TASK GOAL> Extract each line of the records below that contains the word "Unemployment".
┌──
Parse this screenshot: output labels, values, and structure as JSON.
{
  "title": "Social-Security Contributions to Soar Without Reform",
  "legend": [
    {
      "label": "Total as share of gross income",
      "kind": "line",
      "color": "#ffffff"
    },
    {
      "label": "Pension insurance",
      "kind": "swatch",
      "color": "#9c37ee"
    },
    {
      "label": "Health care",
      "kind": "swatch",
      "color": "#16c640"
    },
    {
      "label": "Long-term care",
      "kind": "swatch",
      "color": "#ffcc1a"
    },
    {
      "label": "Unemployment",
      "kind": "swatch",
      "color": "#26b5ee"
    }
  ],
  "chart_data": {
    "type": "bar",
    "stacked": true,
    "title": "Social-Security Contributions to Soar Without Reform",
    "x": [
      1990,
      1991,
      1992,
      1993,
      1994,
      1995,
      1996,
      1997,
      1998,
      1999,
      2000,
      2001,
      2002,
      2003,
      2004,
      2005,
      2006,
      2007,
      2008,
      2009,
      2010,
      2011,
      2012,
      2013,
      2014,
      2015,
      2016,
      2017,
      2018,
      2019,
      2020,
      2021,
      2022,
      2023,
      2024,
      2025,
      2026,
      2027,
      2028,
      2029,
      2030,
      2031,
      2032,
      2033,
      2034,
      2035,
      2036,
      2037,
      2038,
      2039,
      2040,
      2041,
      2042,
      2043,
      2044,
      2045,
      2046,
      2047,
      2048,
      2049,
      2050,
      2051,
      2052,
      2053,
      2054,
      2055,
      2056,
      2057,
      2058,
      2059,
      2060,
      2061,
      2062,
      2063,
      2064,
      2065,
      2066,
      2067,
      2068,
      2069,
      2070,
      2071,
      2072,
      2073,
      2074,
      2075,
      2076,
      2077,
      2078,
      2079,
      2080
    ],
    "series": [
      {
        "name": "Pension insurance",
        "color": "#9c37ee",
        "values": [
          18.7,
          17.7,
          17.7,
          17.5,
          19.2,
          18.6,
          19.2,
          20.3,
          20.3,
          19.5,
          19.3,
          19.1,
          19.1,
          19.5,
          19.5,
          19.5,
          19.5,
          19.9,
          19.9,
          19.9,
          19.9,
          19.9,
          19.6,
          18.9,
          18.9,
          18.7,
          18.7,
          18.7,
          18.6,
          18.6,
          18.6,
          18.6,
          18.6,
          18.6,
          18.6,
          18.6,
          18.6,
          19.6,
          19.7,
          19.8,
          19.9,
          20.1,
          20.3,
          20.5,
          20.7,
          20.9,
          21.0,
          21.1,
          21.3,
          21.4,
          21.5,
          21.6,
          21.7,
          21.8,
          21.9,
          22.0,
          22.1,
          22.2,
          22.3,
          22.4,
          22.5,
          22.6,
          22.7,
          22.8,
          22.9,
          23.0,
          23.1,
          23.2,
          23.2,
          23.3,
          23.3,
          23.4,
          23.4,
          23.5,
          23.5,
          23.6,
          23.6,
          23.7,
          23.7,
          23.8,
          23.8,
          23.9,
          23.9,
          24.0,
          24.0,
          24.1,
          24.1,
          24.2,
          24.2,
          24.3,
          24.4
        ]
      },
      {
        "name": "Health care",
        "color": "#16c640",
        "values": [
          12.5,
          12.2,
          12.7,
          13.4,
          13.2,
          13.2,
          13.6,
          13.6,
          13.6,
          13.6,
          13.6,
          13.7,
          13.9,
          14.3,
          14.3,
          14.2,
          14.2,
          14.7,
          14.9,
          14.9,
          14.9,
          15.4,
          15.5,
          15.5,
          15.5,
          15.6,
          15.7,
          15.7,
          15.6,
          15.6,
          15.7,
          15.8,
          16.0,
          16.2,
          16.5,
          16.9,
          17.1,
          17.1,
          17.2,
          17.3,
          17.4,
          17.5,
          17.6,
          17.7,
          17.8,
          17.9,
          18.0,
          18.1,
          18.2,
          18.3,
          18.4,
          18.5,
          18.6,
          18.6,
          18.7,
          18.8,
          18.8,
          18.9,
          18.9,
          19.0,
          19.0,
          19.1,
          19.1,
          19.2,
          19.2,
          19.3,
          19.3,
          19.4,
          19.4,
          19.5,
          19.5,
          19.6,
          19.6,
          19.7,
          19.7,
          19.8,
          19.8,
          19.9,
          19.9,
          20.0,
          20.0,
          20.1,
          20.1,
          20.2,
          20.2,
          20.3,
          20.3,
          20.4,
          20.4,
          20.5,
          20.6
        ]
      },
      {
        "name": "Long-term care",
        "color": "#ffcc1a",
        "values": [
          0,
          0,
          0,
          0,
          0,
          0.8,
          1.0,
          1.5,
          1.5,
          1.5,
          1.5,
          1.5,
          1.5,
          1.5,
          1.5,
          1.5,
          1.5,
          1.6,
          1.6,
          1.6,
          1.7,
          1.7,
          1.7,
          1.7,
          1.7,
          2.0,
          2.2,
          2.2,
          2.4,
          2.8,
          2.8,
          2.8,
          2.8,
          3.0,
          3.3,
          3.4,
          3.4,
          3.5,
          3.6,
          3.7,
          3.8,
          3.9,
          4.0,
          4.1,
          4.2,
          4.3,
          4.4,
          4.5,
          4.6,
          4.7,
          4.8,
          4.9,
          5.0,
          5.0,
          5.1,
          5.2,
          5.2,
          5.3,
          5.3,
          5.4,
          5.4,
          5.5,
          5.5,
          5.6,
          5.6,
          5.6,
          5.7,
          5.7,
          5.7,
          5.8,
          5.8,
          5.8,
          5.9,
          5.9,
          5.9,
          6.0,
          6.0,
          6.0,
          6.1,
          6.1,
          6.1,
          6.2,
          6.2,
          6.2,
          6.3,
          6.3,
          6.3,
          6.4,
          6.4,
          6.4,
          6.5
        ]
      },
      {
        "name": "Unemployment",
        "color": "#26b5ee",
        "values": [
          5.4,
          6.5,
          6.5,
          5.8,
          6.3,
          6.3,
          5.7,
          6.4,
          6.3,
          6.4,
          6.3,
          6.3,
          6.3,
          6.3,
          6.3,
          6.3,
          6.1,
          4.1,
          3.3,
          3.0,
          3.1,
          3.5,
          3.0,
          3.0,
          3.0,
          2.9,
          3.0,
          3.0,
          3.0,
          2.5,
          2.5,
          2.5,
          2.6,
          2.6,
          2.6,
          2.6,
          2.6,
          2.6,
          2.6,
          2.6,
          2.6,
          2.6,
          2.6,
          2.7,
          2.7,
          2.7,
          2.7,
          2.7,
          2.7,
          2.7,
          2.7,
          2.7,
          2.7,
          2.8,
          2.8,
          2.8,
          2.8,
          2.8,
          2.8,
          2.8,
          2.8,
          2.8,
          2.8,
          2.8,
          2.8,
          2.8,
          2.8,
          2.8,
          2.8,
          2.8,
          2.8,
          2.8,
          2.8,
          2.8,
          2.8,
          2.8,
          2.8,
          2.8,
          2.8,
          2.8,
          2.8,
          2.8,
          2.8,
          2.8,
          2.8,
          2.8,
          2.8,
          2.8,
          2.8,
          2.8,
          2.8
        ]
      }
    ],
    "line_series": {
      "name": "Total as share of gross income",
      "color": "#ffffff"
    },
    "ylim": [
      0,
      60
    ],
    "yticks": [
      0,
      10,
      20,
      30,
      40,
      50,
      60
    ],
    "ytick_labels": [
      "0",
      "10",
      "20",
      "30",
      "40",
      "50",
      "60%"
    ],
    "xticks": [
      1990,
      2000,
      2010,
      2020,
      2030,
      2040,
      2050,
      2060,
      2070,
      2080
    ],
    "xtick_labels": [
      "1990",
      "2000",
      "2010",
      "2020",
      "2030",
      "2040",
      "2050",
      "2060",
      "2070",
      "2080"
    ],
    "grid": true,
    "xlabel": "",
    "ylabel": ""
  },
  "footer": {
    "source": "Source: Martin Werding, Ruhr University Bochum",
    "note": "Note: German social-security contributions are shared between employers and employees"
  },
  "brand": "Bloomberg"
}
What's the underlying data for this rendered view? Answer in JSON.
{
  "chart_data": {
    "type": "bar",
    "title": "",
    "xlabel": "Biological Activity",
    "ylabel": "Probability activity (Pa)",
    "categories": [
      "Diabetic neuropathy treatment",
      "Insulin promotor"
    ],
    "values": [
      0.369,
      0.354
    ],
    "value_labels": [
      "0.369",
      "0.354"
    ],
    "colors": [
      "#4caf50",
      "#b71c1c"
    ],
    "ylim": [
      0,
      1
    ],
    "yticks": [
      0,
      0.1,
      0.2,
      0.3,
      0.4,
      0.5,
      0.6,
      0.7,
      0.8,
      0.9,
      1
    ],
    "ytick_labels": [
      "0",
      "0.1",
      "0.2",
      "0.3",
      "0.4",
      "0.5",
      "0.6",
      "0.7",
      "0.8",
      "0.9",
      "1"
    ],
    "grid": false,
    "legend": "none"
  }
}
└──
┌──
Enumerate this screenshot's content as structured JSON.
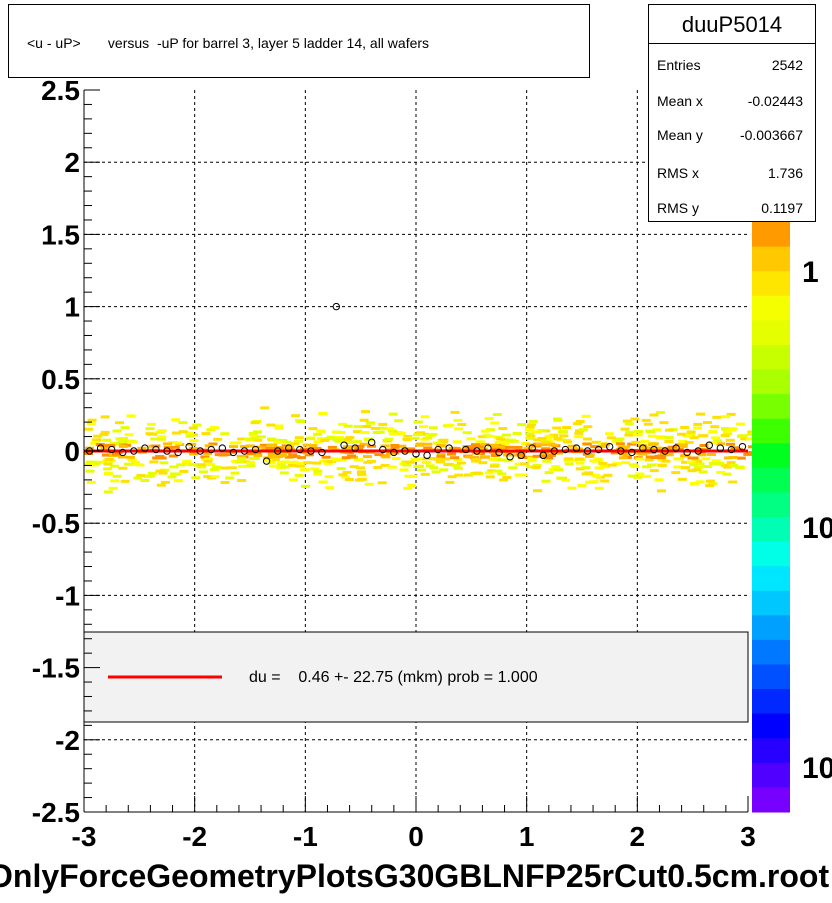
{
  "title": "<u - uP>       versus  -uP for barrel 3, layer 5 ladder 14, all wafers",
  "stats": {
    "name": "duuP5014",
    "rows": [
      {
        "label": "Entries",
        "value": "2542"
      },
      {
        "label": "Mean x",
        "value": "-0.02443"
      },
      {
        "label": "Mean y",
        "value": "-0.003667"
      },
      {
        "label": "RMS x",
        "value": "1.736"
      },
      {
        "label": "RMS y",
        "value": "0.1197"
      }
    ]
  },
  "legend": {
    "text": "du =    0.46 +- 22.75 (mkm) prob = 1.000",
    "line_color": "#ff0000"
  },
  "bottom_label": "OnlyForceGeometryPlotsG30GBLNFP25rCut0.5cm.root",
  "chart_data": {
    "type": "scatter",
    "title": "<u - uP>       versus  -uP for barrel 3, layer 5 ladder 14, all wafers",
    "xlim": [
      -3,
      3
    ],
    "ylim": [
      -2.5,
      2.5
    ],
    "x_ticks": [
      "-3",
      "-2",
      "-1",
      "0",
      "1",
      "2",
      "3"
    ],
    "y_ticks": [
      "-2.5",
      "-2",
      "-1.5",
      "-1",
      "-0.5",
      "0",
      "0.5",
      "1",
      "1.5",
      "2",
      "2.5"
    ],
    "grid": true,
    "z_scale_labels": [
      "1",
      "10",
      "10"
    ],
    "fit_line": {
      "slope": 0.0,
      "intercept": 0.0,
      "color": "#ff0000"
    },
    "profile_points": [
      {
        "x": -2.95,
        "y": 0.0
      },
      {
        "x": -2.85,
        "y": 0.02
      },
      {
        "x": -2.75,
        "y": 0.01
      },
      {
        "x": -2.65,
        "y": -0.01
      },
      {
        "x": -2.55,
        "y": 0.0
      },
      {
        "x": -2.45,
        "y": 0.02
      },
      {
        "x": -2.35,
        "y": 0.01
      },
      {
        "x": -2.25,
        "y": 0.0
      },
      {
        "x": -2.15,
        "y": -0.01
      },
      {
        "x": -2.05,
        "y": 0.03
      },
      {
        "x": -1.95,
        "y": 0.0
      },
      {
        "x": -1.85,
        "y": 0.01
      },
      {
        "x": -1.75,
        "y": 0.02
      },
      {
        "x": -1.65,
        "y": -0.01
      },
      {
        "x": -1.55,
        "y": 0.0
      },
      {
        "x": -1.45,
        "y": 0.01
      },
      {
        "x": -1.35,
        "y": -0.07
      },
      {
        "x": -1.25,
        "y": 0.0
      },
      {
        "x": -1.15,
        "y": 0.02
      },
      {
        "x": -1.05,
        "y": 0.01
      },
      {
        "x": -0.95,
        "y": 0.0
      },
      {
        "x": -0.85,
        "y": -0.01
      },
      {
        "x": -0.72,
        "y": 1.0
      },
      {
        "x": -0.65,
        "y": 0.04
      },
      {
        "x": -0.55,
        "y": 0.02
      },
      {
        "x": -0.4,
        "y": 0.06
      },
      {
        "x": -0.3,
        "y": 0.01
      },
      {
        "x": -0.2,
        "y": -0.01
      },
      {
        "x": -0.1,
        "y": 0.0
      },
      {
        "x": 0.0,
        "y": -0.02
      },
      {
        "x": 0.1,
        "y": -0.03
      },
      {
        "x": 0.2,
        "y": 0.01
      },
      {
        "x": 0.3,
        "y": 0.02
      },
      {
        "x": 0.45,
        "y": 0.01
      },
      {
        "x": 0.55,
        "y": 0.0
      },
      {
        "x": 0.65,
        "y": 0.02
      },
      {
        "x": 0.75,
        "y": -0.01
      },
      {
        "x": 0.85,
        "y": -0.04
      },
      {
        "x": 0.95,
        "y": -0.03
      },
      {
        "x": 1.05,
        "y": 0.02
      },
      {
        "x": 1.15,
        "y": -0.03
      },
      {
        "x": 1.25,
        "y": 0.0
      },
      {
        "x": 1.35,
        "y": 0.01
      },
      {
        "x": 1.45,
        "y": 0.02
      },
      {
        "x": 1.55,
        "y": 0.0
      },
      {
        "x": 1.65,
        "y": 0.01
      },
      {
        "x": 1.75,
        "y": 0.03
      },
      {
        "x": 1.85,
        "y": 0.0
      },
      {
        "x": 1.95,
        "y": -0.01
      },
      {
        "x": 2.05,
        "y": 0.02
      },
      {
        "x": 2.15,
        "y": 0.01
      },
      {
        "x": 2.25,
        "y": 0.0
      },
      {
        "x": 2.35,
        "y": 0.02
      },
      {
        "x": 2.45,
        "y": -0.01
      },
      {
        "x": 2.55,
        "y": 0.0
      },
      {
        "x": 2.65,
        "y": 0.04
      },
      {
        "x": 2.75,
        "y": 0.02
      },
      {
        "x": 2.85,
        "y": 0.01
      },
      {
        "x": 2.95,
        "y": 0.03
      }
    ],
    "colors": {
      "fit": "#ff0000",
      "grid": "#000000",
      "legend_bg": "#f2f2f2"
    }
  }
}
└──
ANSWER TO THIS EXERCISE>
      "label": "Unemployment",
        "name": "Unemployment",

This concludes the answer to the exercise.